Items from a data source
####
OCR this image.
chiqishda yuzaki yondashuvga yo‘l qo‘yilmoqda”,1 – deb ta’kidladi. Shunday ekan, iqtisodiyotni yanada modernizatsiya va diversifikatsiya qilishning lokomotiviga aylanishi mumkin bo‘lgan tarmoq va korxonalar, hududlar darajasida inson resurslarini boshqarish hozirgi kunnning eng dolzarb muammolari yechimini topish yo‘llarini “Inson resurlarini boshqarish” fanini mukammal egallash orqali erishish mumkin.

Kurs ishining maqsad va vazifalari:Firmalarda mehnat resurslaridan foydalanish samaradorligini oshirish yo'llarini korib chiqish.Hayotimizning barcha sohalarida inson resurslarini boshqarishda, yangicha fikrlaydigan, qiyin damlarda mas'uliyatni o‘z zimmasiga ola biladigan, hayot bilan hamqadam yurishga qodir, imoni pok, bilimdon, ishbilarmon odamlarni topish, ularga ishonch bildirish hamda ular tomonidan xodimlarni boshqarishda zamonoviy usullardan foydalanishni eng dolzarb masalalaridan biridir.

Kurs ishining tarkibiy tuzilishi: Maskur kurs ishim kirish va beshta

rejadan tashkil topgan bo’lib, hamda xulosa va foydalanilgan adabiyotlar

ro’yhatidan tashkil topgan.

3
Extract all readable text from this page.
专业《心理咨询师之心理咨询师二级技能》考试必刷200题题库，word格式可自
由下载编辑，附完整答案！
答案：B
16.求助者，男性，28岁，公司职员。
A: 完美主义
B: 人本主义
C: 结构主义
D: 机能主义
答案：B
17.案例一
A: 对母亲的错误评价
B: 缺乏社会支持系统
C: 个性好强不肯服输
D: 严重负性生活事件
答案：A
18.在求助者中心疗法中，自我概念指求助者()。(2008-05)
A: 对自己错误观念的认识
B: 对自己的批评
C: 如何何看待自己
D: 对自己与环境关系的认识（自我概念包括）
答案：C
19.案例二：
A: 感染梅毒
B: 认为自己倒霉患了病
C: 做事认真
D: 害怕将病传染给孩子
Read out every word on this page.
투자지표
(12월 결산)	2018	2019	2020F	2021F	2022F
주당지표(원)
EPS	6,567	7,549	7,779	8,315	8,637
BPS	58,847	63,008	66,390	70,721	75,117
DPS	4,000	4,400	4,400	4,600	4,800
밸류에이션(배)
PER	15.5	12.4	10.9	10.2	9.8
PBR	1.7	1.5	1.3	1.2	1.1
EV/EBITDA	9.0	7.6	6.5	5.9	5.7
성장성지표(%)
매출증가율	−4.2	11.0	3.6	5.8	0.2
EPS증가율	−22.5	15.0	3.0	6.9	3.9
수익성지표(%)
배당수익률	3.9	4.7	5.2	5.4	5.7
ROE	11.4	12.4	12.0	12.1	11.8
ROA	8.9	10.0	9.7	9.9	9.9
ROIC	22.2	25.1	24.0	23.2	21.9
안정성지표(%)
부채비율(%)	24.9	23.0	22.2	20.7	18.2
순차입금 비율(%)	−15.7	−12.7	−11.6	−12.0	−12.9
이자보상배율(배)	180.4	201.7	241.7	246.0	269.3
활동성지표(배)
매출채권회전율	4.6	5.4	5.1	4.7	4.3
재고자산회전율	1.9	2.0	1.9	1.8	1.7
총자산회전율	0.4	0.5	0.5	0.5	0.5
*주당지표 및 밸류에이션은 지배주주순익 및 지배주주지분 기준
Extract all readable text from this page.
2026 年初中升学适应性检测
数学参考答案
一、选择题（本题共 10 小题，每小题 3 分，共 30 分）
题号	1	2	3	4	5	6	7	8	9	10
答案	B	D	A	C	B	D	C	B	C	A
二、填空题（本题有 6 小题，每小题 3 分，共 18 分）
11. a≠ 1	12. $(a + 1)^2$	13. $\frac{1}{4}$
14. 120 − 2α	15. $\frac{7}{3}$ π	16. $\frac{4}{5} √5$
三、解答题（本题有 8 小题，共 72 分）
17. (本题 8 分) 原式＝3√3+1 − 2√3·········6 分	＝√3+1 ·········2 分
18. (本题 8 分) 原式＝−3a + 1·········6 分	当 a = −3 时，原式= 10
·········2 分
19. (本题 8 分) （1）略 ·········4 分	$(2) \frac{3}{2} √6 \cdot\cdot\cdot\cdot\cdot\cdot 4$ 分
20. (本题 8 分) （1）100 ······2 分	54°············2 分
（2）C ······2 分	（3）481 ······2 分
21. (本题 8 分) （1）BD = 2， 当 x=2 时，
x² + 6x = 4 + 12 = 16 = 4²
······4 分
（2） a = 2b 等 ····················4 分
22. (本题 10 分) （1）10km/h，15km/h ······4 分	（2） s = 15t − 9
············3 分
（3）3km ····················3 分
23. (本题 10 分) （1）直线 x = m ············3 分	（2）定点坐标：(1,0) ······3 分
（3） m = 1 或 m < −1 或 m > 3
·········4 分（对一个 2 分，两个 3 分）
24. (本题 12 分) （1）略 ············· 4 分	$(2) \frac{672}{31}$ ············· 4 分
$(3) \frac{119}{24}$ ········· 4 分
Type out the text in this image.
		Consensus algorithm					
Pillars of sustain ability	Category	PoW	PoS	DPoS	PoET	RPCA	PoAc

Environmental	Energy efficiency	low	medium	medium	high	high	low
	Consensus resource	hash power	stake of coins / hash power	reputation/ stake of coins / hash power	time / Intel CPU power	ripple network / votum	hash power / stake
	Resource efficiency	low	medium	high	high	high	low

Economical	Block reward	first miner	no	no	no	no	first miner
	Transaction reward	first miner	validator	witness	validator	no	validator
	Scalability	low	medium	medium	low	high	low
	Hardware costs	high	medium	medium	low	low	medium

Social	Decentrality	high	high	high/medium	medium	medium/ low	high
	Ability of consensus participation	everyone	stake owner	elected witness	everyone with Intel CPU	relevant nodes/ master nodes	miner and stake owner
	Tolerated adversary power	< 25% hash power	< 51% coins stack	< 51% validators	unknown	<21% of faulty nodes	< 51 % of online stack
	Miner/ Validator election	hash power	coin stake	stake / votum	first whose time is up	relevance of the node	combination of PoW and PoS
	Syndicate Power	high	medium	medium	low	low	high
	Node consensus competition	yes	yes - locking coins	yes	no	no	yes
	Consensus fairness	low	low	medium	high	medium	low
####
■ The exercise
Look through the entries above and count each line holding "witness"; report the count alone.

■ Final result
2